Task to complete: Make an exact copy of all the entries, with the pictures left out.

Material supplied:
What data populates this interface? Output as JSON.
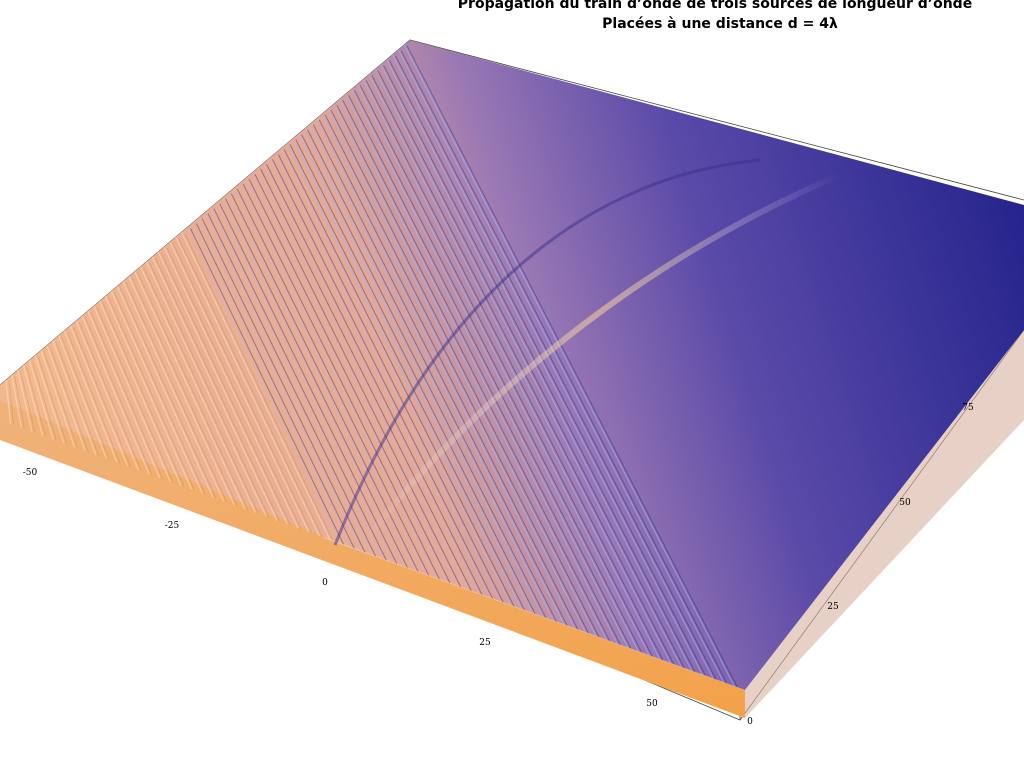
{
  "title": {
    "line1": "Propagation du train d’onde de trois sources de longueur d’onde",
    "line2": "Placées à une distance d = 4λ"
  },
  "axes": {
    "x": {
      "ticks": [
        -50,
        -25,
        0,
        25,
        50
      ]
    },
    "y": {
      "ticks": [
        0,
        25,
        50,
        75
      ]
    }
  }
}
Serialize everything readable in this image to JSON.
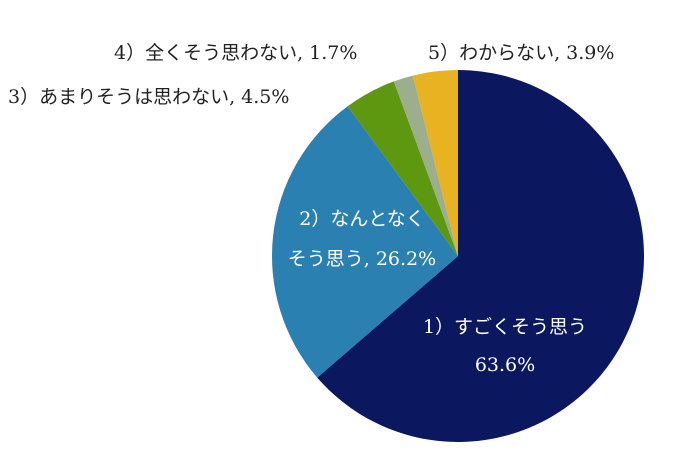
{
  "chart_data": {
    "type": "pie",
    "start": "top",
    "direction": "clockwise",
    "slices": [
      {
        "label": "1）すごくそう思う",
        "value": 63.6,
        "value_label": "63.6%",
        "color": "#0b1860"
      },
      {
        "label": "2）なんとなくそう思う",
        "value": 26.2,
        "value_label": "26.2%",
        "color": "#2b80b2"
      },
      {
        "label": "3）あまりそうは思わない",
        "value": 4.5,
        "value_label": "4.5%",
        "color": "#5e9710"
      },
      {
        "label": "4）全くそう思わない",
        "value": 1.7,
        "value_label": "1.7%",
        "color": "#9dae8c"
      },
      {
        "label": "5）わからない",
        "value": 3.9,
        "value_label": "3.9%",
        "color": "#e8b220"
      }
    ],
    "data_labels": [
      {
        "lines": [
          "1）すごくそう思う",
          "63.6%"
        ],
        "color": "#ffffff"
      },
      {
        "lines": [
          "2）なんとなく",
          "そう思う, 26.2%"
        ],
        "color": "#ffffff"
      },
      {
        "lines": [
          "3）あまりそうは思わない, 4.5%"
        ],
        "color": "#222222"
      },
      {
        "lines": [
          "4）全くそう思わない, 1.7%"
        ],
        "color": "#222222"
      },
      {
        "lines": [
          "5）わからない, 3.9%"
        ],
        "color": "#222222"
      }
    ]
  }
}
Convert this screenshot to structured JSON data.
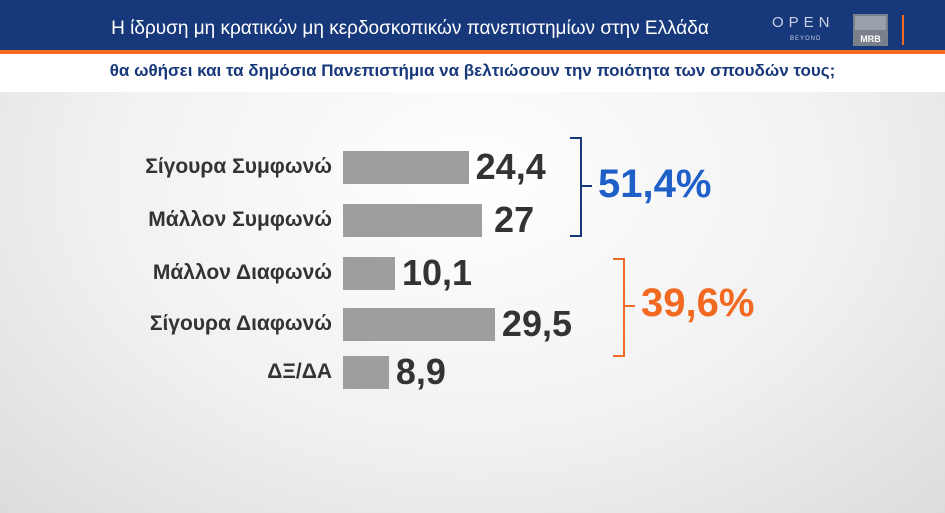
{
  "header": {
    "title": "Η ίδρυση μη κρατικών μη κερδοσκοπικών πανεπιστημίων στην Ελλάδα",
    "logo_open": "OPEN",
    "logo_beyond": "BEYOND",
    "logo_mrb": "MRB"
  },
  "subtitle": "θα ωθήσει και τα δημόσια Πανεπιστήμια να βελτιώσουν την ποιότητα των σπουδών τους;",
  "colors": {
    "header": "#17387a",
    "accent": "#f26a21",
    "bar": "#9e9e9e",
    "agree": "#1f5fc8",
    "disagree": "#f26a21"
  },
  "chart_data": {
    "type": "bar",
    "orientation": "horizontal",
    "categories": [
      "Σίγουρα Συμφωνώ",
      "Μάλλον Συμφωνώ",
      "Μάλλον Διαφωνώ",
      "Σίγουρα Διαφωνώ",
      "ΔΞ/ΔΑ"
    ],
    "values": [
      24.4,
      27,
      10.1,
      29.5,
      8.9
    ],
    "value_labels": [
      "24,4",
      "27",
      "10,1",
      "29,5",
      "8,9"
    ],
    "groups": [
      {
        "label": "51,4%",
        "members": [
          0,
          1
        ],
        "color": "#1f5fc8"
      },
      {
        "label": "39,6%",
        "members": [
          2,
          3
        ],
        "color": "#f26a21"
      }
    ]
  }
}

Written answer:
What data populates this interface? Output as JSON.
{
  "title": {
    "line1": "Propagation du train d’onde de trois sources de longueur d’onde",
    "line2": "Placées à une distance d = 4λ"
  },
  "axes": {
    "x": {
      "ticks": [
        -50,
        -25,
        0,
        25,
        50
      ]
    },
    "y": {
      "ticks": [
        0,
        25,
        50,
        75
      ]
    }
  }
}
Serialize everything readable in this image to JSON.
{
  "chart_data": {
    "type": "pie",
    "start": "top",
    "direction": "clockwise",
    "slices": [
      {
        "label": "1）すごくそう思う",
        "value": 63.6,
        "value_label": "63.6%",
        "color": "#0b1860"
      },
      {
        "label": "2）なんとなくそう思う",
        "value": 26.2,
        "value_label": "26.2%",
        "color": "#2b80b2"
      },
      {
        "label": "3）あまりそうは思わない",
        "value": 4.5,
        "value_label": "4.5%",
        "color": "#5e9710"
      },
      {
        "label": "4）全くそう思わない",
        "value": 1.7,
        "value_label": "1.7%",
        "color": "#9dae8c"
      },
      {
        "label": "5）わからない",
        "value": 3.9,
        "value_label": "3.9%",
        "color": "#e8b220"
      }
    ],
    "data_labels": [
      {
        "lines": [
          "1）すごくそう思う",
          "63.6%"
        ],
        "color": "#ffffff"
      },
      {
        "lines": [
          "2）なんとなく",
          "そう思う, 26.2%"
        ],
        "color": "#ffffff"
      },
      {
        "lines": [
          "3）あまりそうは思わない, 4.5%"
        ],
        "color": "#222222"
      },
      {
        "lines": [
          "4）全くそう思わない, 1.7%"
        ],
        "color": "#222222"
      },
      {
        "lines": [
          "5）わからない, 3.9%"
        ],
        "color": "#222222"
      }
    ]
  }
}
Convert this screenshot to structured JSON data.
{
  "header": {
    "title": "Η ίδρυση μη κρατικών μη κερδοσκοπικών πανεπιστημίων στην Ελλάδα",
    "logo_open": "OPEN",
    "logo_beyond": "BEYOND",
    "logo_mrb": "MRB"
  },
  "subtitle": "θα ωθήσει και τα δημόσια Πανεπιστήμια να βελτιώσουν την ποιότητα των σπουδών τους;",
  "colors": {
    "header": "#17387a",
    "accent": "#f26a21",
    "bar": "#9e9e9e",
    "agree": "#1f5fc8",
    "disagree": "#f26a21"
  },
  "chart_data": {
    "type": "bar",
    "orientation": "horizontal",
    "categories": [
      "Σίγουρα Συμφωνώ",
      "Μάλλον Συμφωνώ",
      "Μάλλον Διαφωνώ",
      "Σίγουρα Διαφωνώ",
      "ΔΞ/ΔΑ"
    ],
    "values": [
      24.4,
      27,
      10.1,
      29.5,
      8.9
    ],
    "value_labels": [
      "24,4",
      "27",
      "10,1",
      "29,5",
      "8,9"
    ],
    "groups": [
      {
        "label": "51,4%",
        "members": [
          0,
          1
        ],
        "color": "#1f5fc8"
      },
      {
        "label": "39,6%",
        "members": [
          2,
          3
        ],
        "color": "#f26a21"
      }
    ]
  }
}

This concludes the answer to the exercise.